Quote the records below in full, exactly as given, with the images taken out.

--- MATERIAL ---

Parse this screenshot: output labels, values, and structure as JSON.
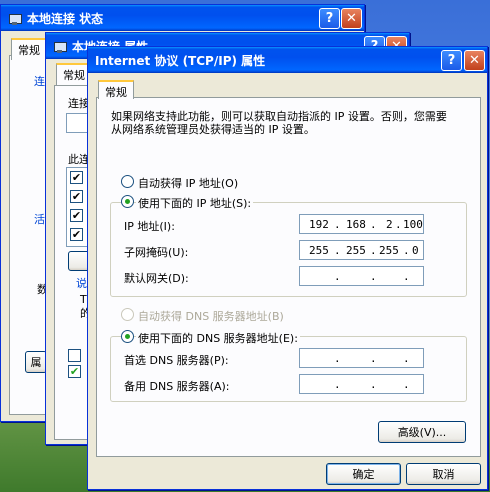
{
  "win1": {
    "title": "本地连接 状态",
    "tab": "常规",
    "frag1": "连",
    "frag2": "活",
    "frag3": "数",
    "frag4": "属"
  },
  "win2": {
    "title": "本地连接 属性",
    "tab": "常规",
    "frag1": "连接",
    "frag2": "此连",
    "frag3": "说",
    "frag4": "T",
    "frag5": "的"
  },
  "dialog": {
    "title": "Internet 协议 (TCP/IP) 属性",
    "help_btn": "?",
    "close_btn": "✕",
    "tab": "常规",
    "description": "如果网络支持此功能，则可以获取自动指派的 IP 设置。否则，您需要从网络系统管理员处获得适当的 IP 设置。",
    "auto_ip_label": "自动获得 IP 地址(O)",
    "manual_ip_label": "使用下面的 IP 地址(S):",
    "ip_address_label": "IP 地址(I):",
    "ip_address": [
      "192",
      "168",
      "2",
      "100"
    ],
    "subnet_label": "子网掩码(U):",
    "subnet": [
      "255",
      "255",
      "255",
      "0"
    ],
    "gateway_label": "默认网关(D):",
    "gateway": [
      "",
      "",
      "",
      ""
    ],
    "auto_dns_label": "自动获得 DNS 服务器地址(B)",
    "manual_dns_label": "使用下面的 DNS 服务器地址(E):",
    "preferred_dns_label": "首选 DNS 服务器(P):",
    "alternate_dns_label": "备用 DNS 服务器(A):",
    "advanced_button": "高级(V)...",
    "ok_button": "确定",
    "cancel_button": "取消",
    "dot": "."
  }
}
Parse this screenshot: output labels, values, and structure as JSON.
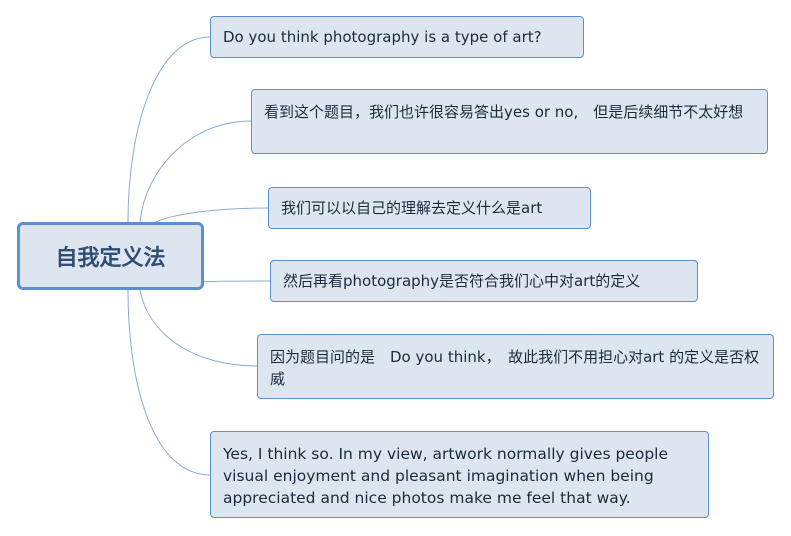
{
  "central_topic": "自我定义法",
  "topics": [
    "Do you think photography is a type of art?",
    "看到这个题目，我们也许很容易答出yes or no,　但是后续细节不太好想",
    "我们可以以自己的理解去定义什么是art",
    "然后再看photography是否符合我们心中对art的定义",
    "因为题目问的是　Do you think，　故此我们不用担心对art 的定义是否权威",
    "Yes, I think so. In my view, artwork normally gives people visual enjoyment and pleasant imagination when being appreciated and nice photos make me feel that way."
  ],
  "colors": {
    "node_fill": "#dde6f0",
    "node_border": "#5b8fd0",
    "connector": "#8aaad0",
    "central_text": "#2f4e72"
  }
}
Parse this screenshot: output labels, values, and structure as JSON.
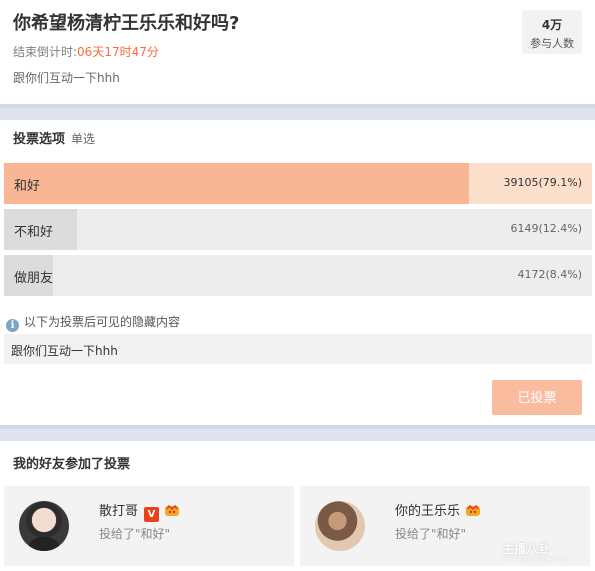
{
  "poll": {
    "title": "你希望杨清柠王乐乐和好吗?",
    "countdown_label": "结束倒计时:",
    "countdown_time": "06天17时47分",
    "description": "跟你们互动一下hhh",
    "participants_count": "4万",
    "participants_label": "参与人数"
  },
  "options_section": {
    "title": "投票选项",
    "mode": "单选"
  },
  "options": [
    {
      "label": "和好",
      "result": "39105(79.1%)",
      "percent": 79.1,
      "selected": true
    },
    {
      "label": "不和好",
      "result": "6149(12.4%)",
      "percent": 12.4,
      "selected": false
    },
    {
      "label": "做朋友",
      "result": "4172(8.4%)",
      "percent": 8.4,
      "selected": false
    }
  ],
  "hidden": {
    "tip": "以下为投票后可见的隐藏内容",
    "content": "跟你们互动一下hhh"
  },
  "vote_button": {
    "label": "已投票"
  },
  "friends": {
    "title": "我的好友参加了投票",
    "items": [
      {
        "name": "散打哥",
        "action": "投给了\"和好\"",
        "verified": "V"
      },
      {
        "name": "你的王乐乐",
        "action": "投给了\"和好\""
      }
    ]
  },
  "watermark": {
    "text": "主播八卦",
    "sub": "www.zhubo8gua.com"
  },
  "colors": {
    "selected_fill": "#f8b694",
    "selected_track": "#fde0cc",
    "countdown": "#ff6a3d",
    "button": "#f9bc9f"
  }
}
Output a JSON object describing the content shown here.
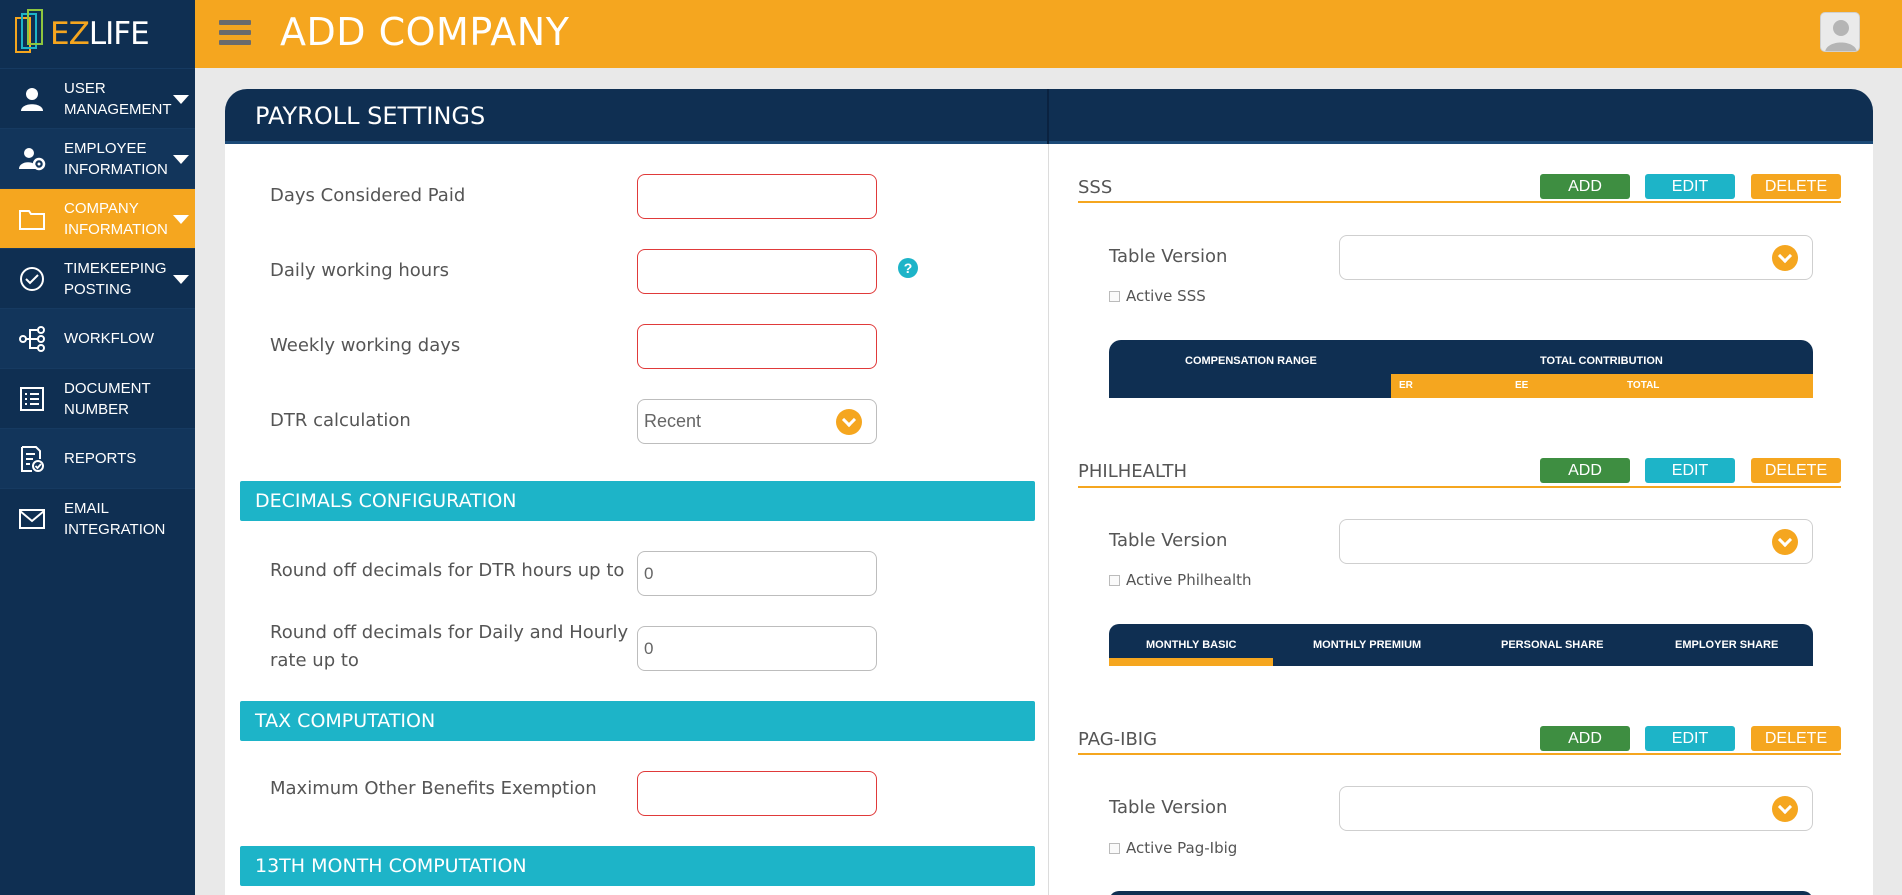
{
  "app": {
    "logo_ez": "EZ",
    "logo_life": "LIFE"
  },
  "sidebar": {
    "items": [
      {
        "label": "USER MANAGEMENT",
        "icon": "user-icon"
      },
      {
        "label": "EMPLOYEE INFORMATION",
        "icon": "user-gear-icon"
      },
      {
        "label": "COMPANY INFORMATION",
        "icon": "folder-icon"
      },
      {
        "label": "TIMEKEEPING POSTING",
        "icon": "check-circle-icon"
      },
      {
        "label": "WORKFLOW",
        "icon": "workflow-icon"
      },
      {
        "label": "DOCUMENT NUMBER",
        "icon": "list-icon"
      },
      {
        "label": "REPORTS",
        "icon": "report-icon"
      },
      {
        "label": "EMAIL INTEGRATION",
        "icon": "mail-icon"
      }
    ]
  },
  "header": {
    "title": "ADD COMPANY"
  },
  "card": {
    "title": "PAYROLL SETTINGS"
  },
  "form": {
    "days_paid": "Days Considered Paid",
    "daily_hours": "Daily working hours",
    "weekly_days": "Weekly working days",
    "dtr_calc": "DTR calculation",
    "dtr_value": "Recent",
    "help": "?"
  },
  "decimals": {
    "title": "DECIMALS CONFIGURATION",
    "dtr_label": "Round off decimals for DTR hours up to",
    "dtr_value": "0",
    "rate_label_1": "Round off decimals for Daily and Hourly",
    "rate_label_2": "rate up to",
    "rate_value": "0"
  },
  "tax": {
    "title": "TAX COMPUTATION",
    "max_label": "Maximum Other Benefits Exemption"
  },
  "thirteenth": {
    "title": "13TH MONTH COMPUTATION"
  },
  "buttons": {
    "add": "ADD",
    "edit": "EDIT",
    "delete": "DELETE"
  },
  "sss": {
    "title": "SSS",
    "table_version": "Table Version",
    "active": "Active SSS",
    "col_range": "COMPENSATION RANGE",
    "col_total": "TOTAL CONTRIBUTION",
    "sub_er": "ER",
    "sub_ee": "EE",
    "sub_total": "TOTAL"
  },
  "philhealth": {
    "title": "PHILHEALTH",
    "table_version": "Table Version",
    "active": "Active Philhealth",
    "cols": [
      "MONTHLY BASIC",
      "MONTHLY PREMIUM",
      "PERSONAL SHARE",
      "EMPLOYER SHARE"
    ]
  },
  "pagibig": {
    "title": "PAG-IBIG",
    "table_version": "Table Version",
    "active": "Active Pag-Ibig"
  },
  "colors": {
    "navy": "#0f2f52",
    "orange": "#f5a61f",
    "teal": "#1db4c8",
    "green": "#3e8e41",
    "error": "#e03a3a"
  }
}
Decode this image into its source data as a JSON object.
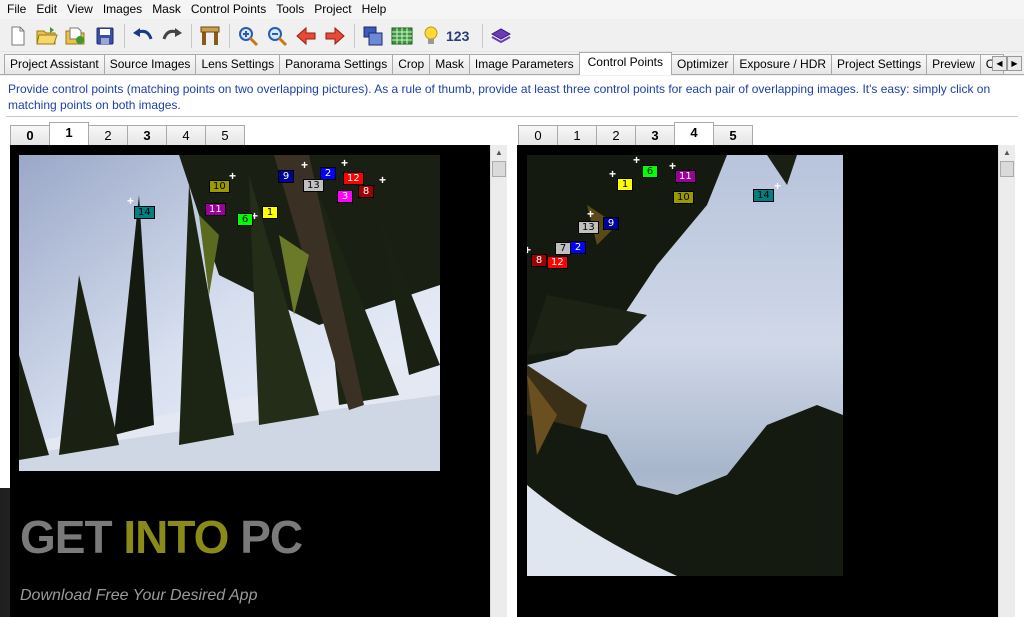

---

• **ANSWER BELOW**:
Parse this screenshot: output labels, values, and structure as JSON.
{
  "win1": {
    "title": "本地连接 状态",
    "tab": "常规",
    "frag1": "连",
    "frag2": "活",
    "frag3": "数",
    "frag4": "属"
  },
  "win2": {
    "title": "本地连接 属性",
    "tab": "常规",
    "frag1": "连接",
    "frag2": "此连",
    "frag3": "说",
    "frag4": "T",
    "frag5": "的"
  },
  "dialog": {
    "title": "Internet 协议 (TCP/IP) 属性",
    "help_btn": "?",
    "close_btn": "✕",
    "tab": "常规",
    "description": "如果网络支持此功能，则可以获取自动指派的 IP 设置。否则，您需要从网络系统管理员处获得适当的 IP 设置。",
    "auto_ip_label": "自动获得 IP 地址(O)",
    "manual_ip_label": "使用下面的 IP 地址(S):",
    "ip_address_label": "IP 地址(I):",
    "ip_address": [
      "192",
      "168",
      "2",
      "100"
    ],
    "subnet_label": "子网掩码(U):",
    "subnet": [
      "255",
      "255",
      "255",
      "0"
    ],
    "gateway_label": "默认网关(D):",
    "gateway": [
      "",
      "",
      "",
      ""
    ],
    "auto_dns_label": "自动获得 DNS 服务器地址(B)",
    "manual_dns_label": "使用下面的 DNS 服务器地址(E):",
    "preferred_dns_label": "首选 DNS 服务器(P):",
    "alternate_dns_label": "备用 DNS 服务器(A):",
    "advanced_button": "高级(V)...",
    "ok_button": "确定",
    "cancel_button": "取消",
    "dot": "."
  }
}
Parse this screenshot: output labels, values, and structure as JSON.
{
  "central_topic": "自我定义法",
  "topics": [
    "Do you think photography is a type of art?",
    "看到这个题目，我们也许很容易答出yes or no,　但是后续细节不太好想",
    "我们可以以自己的理解去定义什么是art",
    "然后再看photography是否符合我们心中对art的定义",
    "因为题目问的是　Do you think，　故此我们不用担心对art 的定义是否权威",
    "Yes, I think so. In my view, artwork normally gives people visual enjoyment and pleasant imagination when being appreciated and nice photos make me feel that way."
  ],
  "colors": {
    "node_fill": "#dde6f0",
    "node_border": "#5b8fd0",
    "connector": "#8aaad0",
    "central_text": "#2f4e72"
  }
}
Parse this screenshot: output labels, values, and structure as JSON.
{
  "poll": {
    "title": "你希望杨清柠王乐乐和好吗?",
    "countdown_label": "结束倒计时:",
    "countdown_time": "06天17时47分",
    "description": "跟你们互动一下hhh",
    "participants_count": "4万",
    "participants_label": "参与人数"
  },
  "options_section": {
    "title": "投票选项",
    "mode": "单选"
  },
  "options": [
    {
      "label": "和好",
      "result": "39105(79.1%)",
      "percent": 79.1,
      "selected": true
    },
    {
      "label": "不和好",
      "result": "6149(12.4%)",
      "percent": 12.4,
      "selected": false
    },
    {
      "label": "做朋友",
      "result": "4172(8.4%)",
      "percent": 8.4,
      "selected": false
    }
  ],
  "hidden": {
    "tip": "以下为投票后可见的隐藏内容",
    "content": "跟你们互动一下hhh"
  },
  "vote_button": {
    "label": "已投票"
  },
  "friends": {
    "title": "我的好友参加了投票",
    "items": [
      {
        "name": "散打哥",
        "action": "投给了\"和好\"",
        "verified": "V"
      },
      {
        "name": "你的王乐乐",
        "action": "投给了\"和好\""
      }
    ]
  },
  "watermark": {
    "text": "主播八卦",
    "sub": "www.zhubo8gua.com"
  },
  "colors": {
    "selected_fill": "#f8b694",
    "selected_track": "#fde0cc",
    "countdown": "#ff6a3d",
    "button": "#f9bc9f"
  }
}
Output a JSON object describing the content shown here.
{
  "app": {
    "logo_ez": "EZ",
    "logo_life": "LIFE"
  },
  "sidebar": {
    "items": [
      {
        "label": "USER MANAGEMENT",
        "icon": "user-icon"
      },
      {
        "label": "EMPLOYEE INFORMATION",
        "icon": "user-gear-icon"
      },
      {
        "label": "COMPANY INFORMATION",
        "icon": "folder-icon"
      },
      {
        "label": "TIMEKEEPING POSTING",
        "icon": "check-circle-icon"
      },
      {
        "label": "WORKFLOW",
        "icon": "workflow-icon"
      },
      {
        "label": "DOCUMENT NUMBER",
        "icon": "list-icon"
      },
      {
        "label": "REPORTS",
        "icon": "report-icon"
      },
      {
        "label": "EMAIL INTEGRATION",
        "icon": "mail-icon"
      }
    ]
  },
  "header": {
    "title": "ADD COMPANY"
  },
  "card": {
    "title": "PAYROLL SETTINGS"
  },
  "form": {
    "days_paid": "Days Considered Paid",
    "daily_hours": "Daily working hours",
    "weekly_days": "Weekly working days",
    "dtr_calc": "DTR calculation",
    "dtr_value": "Recent",
    "help": "?"
  },
  "decimals": {
    "title": "DECIMALS CONFIGURATION",
    "dtr_label": "Round off decimals for DTR hours up to",
    "dtr_value": "0",
    "rate_label_1": "Round off decimals for Daily and Hourly",
    "rate_label_2": "rate up to",
    "rate_value": "0"
  },
  "tax": {
    "title": "TAX COMPUTATION",
    "max_label": "Maximum Other Benefits Exemption"
  },
  "thirteenth": {
    "title": "13TH MONTH COMPUTATION"
  },
  "buttons": {
    "add": "ADD",
    "edit": "EDIT",
    "delete": "DELETE"
  },
  "sss": {
    "title": "SSS",
    "table_version": "Table Version",
    "active": "Active SSS",
    "col_range": "COMPENSATION RANGE",
    "col_total": "TOTAL CONTRIBUTION",
    "sub_er": "ER",
    "sub_ee": "EE",
    "sub_total": "TOTAL"
  },
  "philhealth": {
    "title": "PHILHEALTH",
    "table_version": "Table Version",
    "active": "Active Philhealth",
    "cols": [
      "MONTHLY BASIC",
      "MONTHLY PREMIUM",
      "PERSONAL SHARE",
      "EMPLOYER SHARE"
    ]
  },
  "pagibig": {
    "title": "PAG-IBIG",
    "table_version": "Table Version",
    "active": "Active Pag-Ibig"
  },
  "colors": {
    "navy": "#0f2f52",
    "orange": "#f5a61f",
    "teal": "#1db4c8",
    "green": "#3e8e41",
    "error": "#e03a3a"
  }
}
Decode this image into its source data as a JSON object.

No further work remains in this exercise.